(Dataset records)
--------------------------------

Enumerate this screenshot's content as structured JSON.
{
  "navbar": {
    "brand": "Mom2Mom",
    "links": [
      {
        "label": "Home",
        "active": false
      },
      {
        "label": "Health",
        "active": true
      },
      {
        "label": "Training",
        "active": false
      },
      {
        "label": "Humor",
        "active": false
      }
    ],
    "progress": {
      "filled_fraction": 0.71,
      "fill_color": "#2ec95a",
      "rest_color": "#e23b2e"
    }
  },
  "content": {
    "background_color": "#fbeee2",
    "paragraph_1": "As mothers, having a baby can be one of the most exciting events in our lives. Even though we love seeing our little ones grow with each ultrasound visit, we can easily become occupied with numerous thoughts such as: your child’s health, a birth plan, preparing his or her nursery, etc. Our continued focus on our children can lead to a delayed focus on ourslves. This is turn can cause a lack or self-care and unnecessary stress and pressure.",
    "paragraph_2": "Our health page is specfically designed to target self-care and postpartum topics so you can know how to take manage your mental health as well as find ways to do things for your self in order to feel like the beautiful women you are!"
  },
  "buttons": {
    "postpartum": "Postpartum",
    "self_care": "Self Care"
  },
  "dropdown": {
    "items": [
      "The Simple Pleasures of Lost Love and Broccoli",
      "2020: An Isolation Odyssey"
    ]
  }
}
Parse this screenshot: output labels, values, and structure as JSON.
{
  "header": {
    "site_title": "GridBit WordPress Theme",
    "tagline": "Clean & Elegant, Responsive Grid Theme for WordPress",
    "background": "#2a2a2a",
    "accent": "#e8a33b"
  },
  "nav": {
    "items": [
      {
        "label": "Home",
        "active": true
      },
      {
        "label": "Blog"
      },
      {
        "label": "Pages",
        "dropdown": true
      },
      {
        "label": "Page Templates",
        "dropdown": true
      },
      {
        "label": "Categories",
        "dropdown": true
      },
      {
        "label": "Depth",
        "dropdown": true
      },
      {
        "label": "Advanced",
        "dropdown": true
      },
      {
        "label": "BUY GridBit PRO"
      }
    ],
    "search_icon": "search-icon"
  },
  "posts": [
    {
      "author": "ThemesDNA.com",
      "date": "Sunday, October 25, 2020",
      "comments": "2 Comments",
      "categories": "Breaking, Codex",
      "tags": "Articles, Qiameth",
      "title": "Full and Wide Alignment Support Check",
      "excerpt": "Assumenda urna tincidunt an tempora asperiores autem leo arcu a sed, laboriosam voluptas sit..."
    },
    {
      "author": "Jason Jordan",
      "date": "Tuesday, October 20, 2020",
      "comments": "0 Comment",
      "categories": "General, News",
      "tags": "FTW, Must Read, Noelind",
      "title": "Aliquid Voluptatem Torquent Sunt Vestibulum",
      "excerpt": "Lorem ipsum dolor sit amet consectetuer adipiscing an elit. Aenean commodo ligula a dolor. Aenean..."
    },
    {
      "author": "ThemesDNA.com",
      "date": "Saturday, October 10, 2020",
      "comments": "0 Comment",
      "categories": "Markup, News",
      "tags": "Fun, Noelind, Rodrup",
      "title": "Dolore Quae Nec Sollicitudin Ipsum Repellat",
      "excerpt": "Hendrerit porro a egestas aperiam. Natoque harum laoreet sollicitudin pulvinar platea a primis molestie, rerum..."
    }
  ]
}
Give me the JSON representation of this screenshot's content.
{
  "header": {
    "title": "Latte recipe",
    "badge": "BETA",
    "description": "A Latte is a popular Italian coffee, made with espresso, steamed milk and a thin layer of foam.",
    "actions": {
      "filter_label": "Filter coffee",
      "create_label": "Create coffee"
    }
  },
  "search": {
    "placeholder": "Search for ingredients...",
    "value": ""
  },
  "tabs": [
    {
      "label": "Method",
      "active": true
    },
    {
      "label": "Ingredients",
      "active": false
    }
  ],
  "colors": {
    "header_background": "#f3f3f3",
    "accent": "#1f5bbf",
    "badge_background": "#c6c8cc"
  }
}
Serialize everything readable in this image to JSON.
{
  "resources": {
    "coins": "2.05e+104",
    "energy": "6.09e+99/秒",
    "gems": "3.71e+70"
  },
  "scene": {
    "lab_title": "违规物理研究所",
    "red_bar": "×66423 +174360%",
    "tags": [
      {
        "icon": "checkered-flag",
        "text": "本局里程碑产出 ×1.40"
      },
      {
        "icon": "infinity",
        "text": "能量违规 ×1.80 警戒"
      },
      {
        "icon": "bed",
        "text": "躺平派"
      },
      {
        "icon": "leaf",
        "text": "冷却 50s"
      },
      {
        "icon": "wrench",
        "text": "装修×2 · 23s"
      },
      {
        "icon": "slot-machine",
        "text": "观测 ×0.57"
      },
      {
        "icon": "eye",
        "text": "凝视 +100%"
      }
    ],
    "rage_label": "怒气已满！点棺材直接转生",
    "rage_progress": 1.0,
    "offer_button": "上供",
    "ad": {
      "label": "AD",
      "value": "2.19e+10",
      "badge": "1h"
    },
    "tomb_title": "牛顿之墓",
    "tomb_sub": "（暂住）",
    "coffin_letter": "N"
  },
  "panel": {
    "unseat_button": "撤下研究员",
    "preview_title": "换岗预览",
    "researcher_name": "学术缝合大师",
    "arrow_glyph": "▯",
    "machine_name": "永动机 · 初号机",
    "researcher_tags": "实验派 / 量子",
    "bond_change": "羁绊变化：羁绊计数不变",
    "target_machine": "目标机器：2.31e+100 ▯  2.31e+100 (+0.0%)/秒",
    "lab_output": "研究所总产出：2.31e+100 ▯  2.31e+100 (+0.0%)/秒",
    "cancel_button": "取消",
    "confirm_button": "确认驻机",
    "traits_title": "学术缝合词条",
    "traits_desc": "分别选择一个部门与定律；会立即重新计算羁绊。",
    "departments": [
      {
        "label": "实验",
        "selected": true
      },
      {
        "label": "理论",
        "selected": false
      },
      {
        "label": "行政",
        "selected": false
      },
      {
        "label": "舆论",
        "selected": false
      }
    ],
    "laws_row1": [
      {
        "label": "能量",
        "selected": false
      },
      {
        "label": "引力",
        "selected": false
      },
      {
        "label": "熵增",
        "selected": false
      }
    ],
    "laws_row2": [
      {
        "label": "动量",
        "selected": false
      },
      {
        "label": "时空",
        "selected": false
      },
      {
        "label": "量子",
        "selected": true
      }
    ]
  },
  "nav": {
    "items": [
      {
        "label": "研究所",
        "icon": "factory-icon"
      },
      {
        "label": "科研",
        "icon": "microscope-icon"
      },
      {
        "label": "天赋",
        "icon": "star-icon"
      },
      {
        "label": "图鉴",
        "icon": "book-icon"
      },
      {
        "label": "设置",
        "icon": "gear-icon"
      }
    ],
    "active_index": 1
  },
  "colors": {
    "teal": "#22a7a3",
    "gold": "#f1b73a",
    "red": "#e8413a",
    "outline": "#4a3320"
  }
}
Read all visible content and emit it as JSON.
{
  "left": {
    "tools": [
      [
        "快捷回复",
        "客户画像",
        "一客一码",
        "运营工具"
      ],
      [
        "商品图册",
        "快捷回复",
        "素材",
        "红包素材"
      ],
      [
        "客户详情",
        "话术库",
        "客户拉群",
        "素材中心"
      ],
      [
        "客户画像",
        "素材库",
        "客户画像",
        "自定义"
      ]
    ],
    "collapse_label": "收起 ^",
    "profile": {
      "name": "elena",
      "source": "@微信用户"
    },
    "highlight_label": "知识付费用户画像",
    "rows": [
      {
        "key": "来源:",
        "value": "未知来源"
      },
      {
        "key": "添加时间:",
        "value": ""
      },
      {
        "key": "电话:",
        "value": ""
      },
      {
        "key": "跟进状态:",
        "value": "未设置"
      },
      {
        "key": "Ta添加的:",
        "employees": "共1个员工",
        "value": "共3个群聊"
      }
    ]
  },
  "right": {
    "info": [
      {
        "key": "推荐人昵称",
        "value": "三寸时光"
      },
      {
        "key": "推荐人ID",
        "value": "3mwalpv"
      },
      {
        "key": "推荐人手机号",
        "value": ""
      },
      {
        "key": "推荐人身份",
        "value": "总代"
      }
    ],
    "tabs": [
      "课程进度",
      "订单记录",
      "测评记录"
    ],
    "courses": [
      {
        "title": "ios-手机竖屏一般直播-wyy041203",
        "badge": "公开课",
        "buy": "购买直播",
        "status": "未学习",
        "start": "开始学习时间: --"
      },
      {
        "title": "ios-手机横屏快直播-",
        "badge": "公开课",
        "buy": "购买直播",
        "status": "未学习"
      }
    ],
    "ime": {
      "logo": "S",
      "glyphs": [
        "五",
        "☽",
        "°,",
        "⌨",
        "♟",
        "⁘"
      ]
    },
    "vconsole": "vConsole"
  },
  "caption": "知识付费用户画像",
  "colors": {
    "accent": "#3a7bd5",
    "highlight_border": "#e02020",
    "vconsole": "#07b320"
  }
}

--------------------------------

How many lines in the listing above contain "Noelind"? Answer with the number alone.

# Exercise response
2